● Objective:
Images are excluded; otherwise, output every record exactly.

● Extracted entries:
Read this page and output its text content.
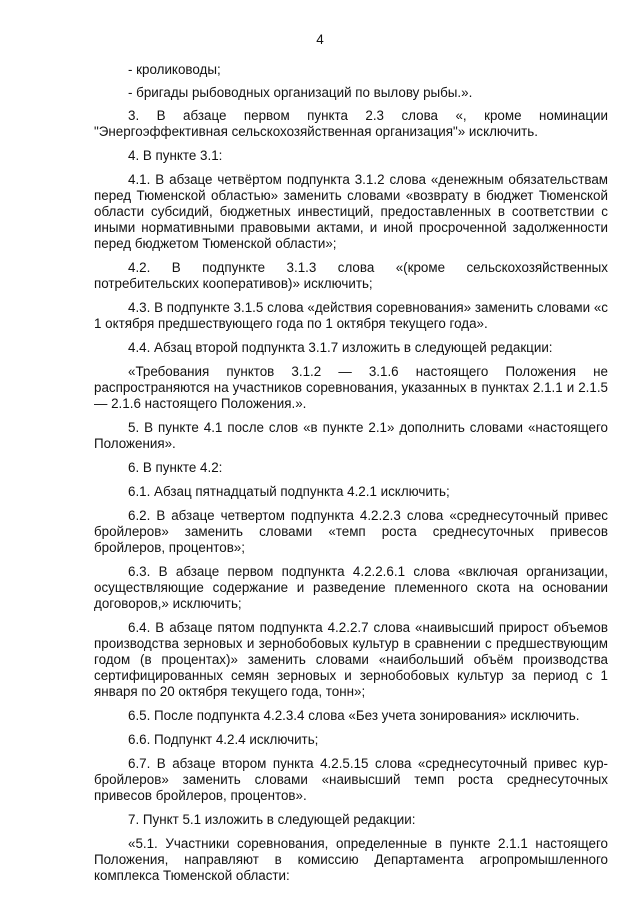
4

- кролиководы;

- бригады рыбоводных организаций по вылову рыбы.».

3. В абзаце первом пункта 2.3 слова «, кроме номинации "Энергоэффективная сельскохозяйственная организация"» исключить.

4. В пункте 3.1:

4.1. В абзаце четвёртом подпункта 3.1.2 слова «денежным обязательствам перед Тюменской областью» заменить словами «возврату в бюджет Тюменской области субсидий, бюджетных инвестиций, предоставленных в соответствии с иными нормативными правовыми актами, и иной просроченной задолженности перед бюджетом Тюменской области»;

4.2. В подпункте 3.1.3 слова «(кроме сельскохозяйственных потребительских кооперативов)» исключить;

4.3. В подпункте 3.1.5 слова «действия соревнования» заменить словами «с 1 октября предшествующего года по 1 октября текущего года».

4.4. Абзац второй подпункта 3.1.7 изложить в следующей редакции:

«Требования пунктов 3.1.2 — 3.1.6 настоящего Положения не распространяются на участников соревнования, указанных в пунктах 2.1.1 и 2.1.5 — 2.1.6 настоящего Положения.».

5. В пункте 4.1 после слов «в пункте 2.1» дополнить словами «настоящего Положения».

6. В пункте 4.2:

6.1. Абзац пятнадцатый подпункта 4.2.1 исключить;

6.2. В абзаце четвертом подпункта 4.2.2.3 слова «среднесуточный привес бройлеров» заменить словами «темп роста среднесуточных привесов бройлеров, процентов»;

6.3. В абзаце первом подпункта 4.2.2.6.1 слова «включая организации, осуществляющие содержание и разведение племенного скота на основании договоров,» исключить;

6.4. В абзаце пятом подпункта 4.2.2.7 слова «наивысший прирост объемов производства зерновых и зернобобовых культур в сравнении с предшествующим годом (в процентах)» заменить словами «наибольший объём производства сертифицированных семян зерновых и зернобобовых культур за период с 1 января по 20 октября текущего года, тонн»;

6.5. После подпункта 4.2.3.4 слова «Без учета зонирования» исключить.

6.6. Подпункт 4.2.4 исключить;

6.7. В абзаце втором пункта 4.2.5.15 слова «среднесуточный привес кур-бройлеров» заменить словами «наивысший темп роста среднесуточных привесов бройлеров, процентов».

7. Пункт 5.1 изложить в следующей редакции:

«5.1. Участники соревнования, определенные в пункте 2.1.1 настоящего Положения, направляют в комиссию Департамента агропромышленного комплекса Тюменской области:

● Task solution:
Read this page and output its text content.
4

- кролиководы;

- бригады рыбоводных организаций по вылову рыбы.».

3. В абзаце первом пункта 2.3 слова «, кроме номинации "Энергоэффективная сельскохозяйственная организация"» исключить.

4. В пункте 3.1:

4.1. В абзаце четвёртом подпункта 3.1.2 слова «денежным обязательствам перед Тюменской областью» заменить словами «возврату в бюджет Тюменской области субсидий, бюджетных инвестиций, предоставленных в соответствии с иными нормативными правовыми актами, и иной просроченной задолженности перед бюджетом Тюменской области»;

4.2. В подпункте 3.1.3 слова «(кроме сельскохозяйственных потребительских кооперативов)» исключить;

4.3. В подпункте 3.1.5 слова «действия соревнования» заменить словами «с 1 октября предшествующего года по 1 октября текущего года».

4.4. Абзац второй подпункта 3.1.7 изложить в следующей редакции:

«Требования пунктов 3.1.2 — 3.1.6 настоящего Положения не распространяются на участников соревнования, указанных в пунктах 2.1.1 и 2.1.5 — 2.1.6 настоящего Положения.».

5. В пункте 4.1 после слов «в пункте 2.1» дополнить словами «настоящего Положения».

6. В пункте 4.2:

6.1. Абзац пятнадцатый подпункта 4.2.1 исключить;

6.2. В абзаце четвертом подпункта 4.2.2.3 слова «среднесуточный привес бройлеров» заменить словами «темп роста среднесуточных привесов бройлеров, процентов»;

6.3. В абзаце первом подпункта 4.2.2.6.1 слова «включая организации, осуществляющие содержание и разведение племенного скота на основании договоров,» исключить;

6.4. В абзаце пятом подпункта 4.2.2.7 слова «наивысший прирост объемов производства зерновых и зернобобовых культур в сравнении с предшествующим годом (в процентах)» заменить словами «наибольший объём производства сертифицированных семян зерновых и зернобобовых культур за период с 1 января по 20 октября текущего года, тонн»;

6.5. После подпункта 4.2.3.4 слова «Без учета зонирования» исключить.

6.6. Подпункт 4.2.4 исключить;

6.7. В абзаце втором пункта 4.2.5.15 слова «среднесуточный привес кур-бройлеров» заменить словами «наивысший темп роста среднесуточных привесов бройлеров, процентов».

7. Пункт 5.1 изложить в следующей редакции:

«5.1. Участники соревнования, определенные в пункте 2.1.1 настоящего Положения, направляют в комиссию Департамента агропромышленного комплекса Тюменской области:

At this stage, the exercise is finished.